### WRITTEN TASK
Pull out each line of the data that includes the word "diamond".
-- start WORKING DATA --
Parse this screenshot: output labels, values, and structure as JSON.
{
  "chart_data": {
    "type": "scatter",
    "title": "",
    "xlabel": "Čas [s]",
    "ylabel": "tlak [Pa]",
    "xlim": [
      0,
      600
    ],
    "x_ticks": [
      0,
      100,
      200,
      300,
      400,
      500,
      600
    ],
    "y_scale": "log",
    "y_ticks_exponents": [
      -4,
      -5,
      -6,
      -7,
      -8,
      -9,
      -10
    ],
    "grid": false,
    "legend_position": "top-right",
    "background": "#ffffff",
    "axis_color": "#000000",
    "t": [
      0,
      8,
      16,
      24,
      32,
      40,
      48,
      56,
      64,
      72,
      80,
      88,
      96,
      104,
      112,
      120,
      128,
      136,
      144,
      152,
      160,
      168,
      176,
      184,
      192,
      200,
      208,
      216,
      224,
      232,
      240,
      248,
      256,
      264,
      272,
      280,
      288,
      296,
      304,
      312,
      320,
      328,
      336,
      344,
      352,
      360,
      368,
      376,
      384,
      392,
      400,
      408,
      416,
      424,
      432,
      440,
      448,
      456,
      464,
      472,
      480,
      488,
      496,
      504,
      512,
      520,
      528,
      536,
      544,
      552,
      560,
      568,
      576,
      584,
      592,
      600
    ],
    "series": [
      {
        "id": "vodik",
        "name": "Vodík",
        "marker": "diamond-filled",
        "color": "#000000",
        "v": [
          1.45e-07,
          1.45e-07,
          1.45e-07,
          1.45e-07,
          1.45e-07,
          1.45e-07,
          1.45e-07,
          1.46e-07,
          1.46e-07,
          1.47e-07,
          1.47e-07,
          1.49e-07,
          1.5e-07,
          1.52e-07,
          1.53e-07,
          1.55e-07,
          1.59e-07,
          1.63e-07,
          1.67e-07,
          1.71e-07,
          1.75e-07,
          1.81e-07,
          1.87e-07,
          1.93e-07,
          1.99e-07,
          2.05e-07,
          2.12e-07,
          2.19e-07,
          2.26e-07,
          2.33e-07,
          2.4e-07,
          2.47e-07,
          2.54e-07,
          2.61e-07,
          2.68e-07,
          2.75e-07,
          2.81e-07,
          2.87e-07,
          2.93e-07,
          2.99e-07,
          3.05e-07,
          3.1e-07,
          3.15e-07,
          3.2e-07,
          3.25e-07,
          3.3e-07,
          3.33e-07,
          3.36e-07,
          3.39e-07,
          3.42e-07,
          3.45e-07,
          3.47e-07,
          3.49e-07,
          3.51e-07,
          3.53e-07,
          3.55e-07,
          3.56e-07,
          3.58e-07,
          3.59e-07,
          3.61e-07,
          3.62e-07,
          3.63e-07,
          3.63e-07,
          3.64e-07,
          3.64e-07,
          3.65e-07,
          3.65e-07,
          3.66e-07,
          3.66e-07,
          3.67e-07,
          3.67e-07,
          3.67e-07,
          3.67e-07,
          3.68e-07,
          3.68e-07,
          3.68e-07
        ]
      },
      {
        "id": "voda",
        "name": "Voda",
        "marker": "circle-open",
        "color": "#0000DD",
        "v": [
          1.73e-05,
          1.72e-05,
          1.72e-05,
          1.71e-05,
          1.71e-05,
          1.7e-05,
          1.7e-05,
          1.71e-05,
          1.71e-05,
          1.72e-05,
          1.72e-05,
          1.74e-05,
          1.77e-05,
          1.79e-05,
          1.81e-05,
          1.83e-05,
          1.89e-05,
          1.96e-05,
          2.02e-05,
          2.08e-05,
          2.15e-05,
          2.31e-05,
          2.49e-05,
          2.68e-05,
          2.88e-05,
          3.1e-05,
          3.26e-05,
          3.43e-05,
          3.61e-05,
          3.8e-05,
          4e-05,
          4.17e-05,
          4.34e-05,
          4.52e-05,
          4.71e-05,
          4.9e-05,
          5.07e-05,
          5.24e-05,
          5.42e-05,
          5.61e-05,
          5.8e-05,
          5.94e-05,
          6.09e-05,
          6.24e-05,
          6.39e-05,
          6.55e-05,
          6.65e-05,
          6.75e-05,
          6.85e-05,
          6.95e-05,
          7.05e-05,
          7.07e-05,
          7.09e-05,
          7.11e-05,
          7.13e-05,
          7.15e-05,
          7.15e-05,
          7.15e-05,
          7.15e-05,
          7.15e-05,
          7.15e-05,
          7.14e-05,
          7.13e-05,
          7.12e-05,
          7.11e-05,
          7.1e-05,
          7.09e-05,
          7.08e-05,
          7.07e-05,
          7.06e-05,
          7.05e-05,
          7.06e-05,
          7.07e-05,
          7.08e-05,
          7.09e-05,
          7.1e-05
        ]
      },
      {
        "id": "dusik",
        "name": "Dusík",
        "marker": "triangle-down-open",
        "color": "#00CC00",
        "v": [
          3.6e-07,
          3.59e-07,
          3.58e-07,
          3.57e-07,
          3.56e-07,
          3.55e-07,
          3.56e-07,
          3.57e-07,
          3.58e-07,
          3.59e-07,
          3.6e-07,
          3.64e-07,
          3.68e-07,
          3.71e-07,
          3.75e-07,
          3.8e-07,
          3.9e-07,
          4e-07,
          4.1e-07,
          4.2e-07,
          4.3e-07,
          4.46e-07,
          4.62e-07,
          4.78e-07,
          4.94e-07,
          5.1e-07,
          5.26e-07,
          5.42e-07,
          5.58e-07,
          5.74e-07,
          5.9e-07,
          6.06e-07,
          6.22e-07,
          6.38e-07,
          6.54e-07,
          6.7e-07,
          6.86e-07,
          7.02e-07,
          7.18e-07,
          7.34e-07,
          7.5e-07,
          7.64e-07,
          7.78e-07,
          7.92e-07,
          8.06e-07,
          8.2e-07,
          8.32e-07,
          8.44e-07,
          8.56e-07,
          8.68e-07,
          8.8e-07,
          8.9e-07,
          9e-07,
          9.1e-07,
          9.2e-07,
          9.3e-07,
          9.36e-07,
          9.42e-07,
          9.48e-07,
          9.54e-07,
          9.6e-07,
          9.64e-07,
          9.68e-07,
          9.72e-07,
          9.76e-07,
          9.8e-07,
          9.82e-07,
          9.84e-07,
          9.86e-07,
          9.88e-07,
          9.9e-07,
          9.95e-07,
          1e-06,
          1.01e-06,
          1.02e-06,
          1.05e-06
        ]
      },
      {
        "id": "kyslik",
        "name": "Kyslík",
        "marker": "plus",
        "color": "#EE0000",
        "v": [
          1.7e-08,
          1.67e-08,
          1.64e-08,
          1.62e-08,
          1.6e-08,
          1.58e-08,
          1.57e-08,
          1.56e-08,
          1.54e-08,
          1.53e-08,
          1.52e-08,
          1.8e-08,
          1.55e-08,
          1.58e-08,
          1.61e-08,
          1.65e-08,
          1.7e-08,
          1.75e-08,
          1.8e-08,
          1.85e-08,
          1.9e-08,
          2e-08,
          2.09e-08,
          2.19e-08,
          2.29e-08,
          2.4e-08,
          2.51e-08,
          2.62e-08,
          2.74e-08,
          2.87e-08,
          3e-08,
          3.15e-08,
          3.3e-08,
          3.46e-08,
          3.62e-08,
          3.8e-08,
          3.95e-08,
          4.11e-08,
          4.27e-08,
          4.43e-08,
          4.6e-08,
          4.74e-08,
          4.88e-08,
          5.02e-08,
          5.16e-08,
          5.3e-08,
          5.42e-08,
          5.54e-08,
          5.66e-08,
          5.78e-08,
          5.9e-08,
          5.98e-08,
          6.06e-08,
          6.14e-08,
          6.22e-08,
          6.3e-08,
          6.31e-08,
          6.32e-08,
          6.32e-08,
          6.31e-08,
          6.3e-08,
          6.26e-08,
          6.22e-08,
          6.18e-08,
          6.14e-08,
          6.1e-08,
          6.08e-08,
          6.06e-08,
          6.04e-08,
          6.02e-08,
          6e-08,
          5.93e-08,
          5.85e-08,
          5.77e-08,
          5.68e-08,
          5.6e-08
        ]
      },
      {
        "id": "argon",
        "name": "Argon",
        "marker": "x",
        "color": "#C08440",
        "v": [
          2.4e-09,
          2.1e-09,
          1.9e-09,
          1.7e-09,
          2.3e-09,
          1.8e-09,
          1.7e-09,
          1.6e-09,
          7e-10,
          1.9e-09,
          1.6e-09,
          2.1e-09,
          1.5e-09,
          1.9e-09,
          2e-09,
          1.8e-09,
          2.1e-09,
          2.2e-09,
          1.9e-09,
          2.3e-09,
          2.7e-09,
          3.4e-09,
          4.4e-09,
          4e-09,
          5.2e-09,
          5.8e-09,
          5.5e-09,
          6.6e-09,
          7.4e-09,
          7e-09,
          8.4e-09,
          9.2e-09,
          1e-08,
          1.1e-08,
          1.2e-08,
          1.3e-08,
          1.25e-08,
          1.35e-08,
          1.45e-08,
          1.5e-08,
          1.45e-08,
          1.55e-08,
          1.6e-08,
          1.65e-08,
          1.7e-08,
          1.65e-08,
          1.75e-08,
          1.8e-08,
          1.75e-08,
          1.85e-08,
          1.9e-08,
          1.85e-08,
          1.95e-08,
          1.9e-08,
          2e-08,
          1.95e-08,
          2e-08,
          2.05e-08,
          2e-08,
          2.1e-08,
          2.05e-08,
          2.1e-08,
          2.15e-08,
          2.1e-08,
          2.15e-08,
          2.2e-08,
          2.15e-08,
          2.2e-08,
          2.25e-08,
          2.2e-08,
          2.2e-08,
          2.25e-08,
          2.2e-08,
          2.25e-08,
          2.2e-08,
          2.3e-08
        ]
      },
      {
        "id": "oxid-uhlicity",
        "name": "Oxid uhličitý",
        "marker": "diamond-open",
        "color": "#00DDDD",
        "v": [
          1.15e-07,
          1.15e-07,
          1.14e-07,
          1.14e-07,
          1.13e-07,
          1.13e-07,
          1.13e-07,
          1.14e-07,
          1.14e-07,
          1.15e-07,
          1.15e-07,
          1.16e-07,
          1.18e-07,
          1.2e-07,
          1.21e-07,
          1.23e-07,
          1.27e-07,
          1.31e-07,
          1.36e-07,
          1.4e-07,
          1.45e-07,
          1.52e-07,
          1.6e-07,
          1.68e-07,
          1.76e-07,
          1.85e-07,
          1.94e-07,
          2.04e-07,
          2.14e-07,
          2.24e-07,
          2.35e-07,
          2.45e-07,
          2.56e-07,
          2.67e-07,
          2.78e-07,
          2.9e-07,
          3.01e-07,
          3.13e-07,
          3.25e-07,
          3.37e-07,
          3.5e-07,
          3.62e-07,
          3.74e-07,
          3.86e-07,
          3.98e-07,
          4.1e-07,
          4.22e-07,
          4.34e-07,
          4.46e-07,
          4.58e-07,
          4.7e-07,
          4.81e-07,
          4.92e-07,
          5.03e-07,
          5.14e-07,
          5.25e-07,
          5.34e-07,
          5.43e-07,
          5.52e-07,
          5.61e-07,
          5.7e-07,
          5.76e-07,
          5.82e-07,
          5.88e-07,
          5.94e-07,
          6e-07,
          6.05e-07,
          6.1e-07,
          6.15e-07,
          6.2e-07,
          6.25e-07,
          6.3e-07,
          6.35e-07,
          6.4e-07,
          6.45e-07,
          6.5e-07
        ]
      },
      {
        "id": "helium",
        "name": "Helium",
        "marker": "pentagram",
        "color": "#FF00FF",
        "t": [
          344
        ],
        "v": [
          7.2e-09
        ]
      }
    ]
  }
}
-- end WORKING DATA --
### EXERCISE RESPONSE
        "marker": "diamond-filled",
        "marker": "diamond-open",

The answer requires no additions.